======== Recorded information
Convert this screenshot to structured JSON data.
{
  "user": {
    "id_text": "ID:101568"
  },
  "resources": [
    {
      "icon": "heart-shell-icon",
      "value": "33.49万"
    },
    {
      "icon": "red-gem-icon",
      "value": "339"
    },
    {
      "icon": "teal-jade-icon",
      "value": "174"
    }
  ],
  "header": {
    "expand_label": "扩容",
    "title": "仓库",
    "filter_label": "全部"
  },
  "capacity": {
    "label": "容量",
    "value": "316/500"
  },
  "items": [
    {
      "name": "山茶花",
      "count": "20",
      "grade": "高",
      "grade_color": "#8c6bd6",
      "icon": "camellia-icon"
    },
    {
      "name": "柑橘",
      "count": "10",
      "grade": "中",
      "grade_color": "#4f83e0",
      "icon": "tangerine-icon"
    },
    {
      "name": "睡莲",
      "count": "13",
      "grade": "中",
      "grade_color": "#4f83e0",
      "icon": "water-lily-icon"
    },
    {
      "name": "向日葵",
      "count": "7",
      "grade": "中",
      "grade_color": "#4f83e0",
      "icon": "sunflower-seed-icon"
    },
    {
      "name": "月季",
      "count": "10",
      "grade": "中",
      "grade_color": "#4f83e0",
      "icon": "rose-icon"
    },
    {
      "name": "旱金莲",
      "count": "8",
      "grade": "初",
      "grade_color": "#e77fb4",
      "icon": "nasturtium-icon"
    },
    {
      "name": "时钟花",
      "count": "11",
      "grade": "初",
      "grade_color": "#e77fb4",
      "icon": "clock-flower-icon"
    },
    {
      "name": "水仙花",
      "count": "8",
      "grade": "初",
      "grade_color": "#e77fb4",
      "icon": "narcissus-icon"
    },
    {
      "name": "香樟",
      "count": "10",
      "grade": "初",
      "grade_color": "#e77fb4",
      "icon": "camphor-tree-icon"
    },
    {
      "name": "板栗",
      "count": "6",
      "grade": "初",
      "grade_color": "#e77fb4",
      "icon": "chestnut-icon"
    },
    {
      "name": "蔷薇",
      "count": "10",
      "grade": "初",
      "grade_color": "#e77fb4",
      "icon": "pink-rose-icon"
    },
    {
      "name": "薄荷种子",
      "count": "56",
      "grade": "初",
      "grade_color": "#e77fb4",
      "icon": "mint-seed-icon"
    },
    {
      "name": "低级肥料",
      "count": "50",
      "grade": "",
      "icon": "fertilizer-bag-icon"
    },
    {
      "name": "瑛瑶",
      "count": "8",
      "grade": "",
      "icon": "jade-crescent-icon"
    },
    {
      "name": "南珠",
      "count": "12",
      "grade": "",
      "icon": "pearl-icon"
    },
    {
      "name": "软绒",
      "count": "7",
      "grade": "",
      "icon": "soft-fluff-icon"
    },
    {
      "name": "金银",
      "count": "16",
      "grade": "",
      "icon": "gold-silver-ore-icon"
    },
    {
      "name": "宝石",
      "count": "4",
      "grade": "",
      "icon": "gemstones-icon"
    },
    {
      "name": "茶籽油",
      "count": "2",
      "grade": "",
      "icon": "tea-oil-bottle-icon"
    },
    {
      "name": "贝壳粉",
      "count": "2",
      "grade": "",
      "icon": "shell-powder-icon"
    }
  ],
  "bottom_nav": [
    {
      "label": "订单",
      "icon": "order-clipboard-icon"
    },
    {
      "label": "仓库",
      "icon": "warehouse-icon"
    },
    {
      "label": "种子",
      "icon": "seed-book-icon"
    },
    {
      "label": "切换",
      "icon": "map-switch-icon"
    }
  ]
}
================
Check each line of the entries above for the word "jade". List the ones that have it.

**Result of this exercise:**
      "icon": "teal-jade-icon",
      "icon": "jade-crescent-icon"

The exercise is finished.